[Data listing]
>>>

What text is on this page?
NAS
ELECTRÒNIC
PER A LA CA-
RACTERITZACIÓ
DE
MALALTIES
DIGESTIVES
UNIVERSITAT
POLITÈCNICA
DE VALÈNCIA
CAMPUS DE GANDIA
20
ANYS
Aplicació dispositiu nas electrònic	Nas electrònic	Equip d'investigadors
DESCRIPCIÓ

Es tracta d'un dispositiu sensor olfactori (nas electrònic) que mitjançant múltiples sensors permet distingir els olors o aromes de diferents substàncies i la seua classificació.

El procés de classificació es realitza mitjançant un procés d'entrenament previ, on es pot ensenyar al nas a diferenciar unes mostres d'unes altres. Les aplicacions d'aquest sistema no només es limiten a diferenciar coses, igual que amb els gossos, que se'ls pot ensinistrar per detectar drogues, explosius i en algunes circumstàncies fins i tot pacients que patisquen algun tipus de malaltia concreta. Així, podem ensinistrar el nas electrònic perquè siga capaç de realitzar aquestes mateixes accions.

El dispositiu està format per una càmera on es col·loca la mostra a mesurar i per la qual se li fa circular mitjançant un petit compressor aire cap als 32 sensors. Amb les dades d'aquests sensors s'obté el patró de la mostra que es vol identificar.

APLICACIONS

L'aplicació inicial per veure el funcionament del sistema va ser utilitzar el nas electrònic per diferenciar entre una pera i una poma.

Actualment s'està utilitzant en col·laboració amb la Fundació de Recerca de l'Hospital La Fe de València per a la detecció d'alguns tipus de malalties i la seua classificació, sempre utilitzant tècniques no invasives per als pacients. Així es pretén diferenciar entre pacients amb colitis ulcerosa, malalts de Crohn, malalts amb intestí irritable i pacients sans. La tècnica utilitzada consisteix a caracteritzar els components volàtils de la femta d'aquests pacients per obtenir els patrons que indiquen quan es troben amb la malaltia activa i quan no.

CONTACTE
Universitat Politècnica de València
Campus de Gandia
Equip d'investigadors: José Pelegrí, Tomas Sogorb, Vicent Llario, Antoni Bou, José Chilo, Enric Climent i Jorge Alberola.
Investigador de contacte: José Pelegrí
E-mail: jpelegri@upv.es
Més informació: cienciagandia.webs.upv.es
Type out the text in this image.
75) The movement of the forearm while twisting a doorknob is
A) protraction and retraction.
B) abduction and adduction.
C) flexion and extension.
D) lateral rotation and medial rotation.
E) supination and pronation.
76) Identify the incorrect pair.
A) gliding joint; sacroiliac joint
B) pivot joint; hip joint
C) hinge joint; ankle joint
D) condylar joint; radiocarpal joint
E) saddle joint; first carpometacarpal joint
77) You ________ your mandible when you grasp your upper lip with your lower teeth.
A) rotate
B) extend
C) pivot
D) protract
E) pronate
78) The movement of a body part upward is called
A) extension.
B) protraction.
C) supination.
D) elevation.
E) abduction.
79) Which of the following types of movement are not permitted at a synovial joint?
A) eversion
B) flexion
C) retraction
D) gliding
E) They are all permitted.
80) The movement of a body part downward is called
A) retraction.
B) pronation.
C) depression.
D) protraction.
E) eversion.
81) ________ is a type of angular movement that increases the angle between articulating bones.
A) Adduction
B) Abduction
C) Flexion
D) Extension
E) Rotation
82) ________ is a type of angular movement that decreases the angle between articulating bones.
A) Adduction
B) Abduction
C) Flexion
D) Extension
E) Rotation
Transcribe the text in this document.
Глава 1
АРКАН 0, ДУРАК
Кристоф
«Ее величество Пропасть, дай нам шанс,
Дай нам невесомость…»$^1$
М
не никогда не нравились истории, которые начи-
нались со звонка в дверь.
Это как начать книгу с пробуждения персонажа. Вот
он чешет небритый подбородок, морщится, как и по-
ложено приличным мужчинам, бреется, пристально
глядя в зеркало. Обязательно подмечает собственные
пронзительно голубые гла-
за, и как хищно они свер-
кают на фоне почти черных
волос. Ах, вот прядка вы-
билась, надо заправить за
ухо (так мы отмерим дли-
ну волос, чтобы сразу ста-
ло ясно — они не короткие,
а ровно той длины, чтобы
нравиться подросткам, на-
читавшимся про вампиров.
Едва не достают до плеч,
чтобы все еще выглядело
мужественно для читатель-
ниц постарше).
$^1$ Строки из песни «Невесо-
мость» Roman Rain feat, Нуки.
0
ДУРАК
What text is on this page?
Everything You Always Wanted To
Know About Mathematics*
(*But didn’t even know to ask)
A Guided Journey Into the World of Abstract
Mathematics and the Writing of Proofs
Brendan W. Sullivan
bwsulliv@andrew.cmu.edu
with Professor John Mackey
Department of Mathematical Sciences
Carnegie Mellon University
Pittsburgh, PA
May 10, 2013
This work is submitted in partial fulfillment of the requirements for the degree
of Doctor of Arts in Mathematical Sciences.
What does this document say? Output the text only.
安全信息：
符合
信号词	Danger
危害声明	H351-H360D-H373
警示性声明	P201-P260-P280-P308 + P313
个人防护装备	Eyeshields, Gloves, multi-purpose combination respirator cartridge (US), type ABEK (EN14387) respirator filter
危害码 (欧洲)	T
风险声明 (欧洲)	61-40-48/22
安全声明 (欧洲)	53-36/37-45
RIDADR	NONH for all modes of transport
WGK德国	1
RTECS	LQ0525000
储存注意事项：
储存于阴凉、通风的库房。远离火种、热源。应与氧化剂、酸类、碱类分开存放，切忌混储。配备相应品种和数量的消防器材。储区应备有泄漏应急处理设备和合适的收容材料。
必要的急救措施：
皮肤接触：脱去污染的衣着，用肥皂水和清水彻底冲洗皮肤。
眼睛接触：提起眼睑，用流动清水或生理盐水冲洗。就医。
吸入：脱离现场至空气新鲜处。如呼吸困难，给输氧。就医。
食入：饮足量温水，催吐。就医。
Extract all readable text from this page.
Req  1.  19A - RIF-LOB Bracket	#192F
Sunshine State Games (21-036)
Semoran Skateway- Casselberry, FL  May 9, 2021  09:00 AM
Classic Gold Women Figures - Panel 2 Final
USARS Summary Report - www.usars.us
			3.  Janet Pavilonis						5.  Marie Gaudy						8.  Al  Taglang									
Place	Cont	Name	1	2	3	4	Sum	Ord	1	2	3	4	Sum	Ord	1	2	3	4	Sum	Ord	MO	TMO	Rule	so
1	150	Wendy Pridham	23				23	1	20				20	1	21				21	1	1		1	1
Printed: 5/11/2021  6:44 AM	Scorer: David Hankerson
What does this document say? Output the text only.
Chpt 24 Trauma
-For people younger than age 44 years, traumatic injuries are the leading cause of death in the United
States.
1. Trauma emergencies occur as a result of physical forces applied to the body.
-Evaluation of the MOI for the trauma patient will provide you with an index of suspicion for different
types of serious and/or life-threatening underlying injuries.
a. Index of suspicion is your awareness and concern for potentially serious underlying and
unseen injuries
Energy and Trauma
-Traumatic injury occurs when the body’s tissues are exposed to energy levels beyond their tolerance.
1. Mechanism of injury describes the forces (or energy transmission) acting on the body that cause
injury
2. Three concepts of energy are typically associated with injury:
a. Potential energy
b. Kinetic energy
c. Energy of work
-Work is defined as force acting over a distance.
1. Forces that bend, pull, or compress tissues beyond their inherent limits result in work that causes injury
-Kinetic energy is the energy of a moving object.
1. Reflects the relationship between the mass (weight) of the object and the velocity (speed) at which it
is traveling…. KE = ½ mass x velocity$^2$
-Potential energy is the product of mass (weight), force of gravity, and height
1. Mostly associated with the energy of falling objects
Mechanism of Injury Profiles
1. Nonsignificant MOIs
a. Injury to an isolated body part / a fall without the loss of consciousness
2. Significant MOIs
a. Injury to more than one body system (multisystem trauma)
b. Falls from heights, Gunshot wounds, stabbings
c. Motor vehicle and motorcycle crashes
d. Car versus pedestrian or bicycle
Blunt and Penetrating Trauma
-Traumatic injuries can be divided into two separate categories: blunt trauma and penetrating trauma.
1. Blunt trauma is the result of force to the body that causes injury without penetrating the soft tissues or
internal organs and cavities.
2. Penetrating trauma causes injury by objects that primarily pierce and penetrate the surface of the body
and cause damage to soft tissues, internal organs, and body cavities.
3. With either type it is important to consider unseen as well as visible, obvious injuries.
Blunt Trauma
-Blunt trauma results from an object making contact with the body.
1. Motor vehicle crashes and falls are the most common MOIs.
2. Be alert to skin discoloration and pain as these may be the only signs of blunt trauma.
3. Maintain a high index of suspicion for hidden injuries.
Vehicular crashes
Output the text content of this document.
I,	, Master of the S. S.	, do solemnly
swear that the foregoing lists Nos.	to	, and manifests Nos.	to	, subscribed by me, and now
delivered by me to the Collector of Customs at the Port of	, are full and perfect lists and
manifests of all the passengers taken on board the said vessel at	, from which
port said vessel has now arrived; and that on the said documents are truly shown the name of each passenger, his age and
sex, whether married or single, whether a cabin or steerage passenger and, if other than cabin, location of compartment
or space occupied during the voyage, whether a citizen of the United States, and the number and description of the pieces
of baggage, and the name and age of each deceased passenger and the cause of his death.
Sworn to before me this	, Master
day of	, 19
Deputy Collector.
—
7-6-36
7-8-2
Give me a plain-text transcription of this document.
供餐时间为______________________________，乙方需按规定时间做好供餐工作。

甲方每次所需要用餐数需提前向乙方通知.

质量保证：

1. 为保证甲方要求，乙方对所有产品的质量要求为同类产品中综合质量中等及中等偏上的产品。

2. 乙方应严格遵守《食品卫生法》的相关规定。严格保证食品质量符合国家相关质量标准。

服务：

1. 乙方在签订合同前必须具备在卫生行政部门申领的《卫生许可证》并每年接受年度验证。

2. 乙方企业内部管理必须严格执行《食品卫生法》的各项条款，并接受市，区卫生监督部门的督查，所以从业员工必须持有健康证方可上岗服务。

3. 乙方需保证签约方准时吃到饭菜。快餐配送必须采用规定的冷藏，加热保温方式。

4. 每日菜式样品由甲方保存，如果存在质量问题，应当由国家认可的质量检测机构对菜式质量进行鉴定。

<<<

> _What you are asked to do_: From the line holding "Output the text content of this document." down to the final line above, quote every line exactly and only those lines.

> _Answer to this problem_:
Output the text content of this document.
I,	, Master of the S. S.	, do solemnly
swear that the foregoing lists Nos.	to	, and manifests Nos.	to	, subscribed by me, and now
delivered by me to the Collector of Customs at the Port of	, are full and perfect lists and
manifests of all the passengers taken on board the said vessel at	, from which
port said vessel has now arrived; and that on the said documents are truly shown the name of each passenger, his age and
sex, whether married or single, whether a cabin or steerage passenger and, if other than cabin, location of compartment
or space occupied during the voyage, whether a citizen of the United States, and the number and description of the pieces
of baggage, and the name and age of each deceased passenger and the cause of his death.
Sworn to before me this	, Master
day of	, 19
Deputy Collector.
—
7-6-36
7-8-2
Give me a plain-text transcription of this document.
供餐时间为______________________________，乙方需按规定时间做好供餐工作。

甲方每次所需要用餐数需提前向乙方通知.

质量保证：

1. 为保证甲方要求，乙方对所有产品的质量要求为同类产品中综合质量中等及中等偏上的产品。

2. 乙方应严格遵守《食品卫生法》的相关规定。严格保证食品质量符合国家相关质量标准。

服务：

1. 乙方在签订合同前必须具备在卫生行政部门申领的《卫生许可证》并每年接受年度验证。

2. 乙方企业内部管理必须严格执行《食品卫生法》的各项条款，并接受市，区卫生监督部门的督查，所以从业员工必须持有健康证方可上岗服务。

3. 乙方需保证签约方准时吃到饭菜。快餐配送必须采用规定的冷藏，加热保温方式。

4. 每日菜式样品由甲方保存，如果存在质量问题，应当由国家认可的质量检测机构对菜式质量进行鉴定。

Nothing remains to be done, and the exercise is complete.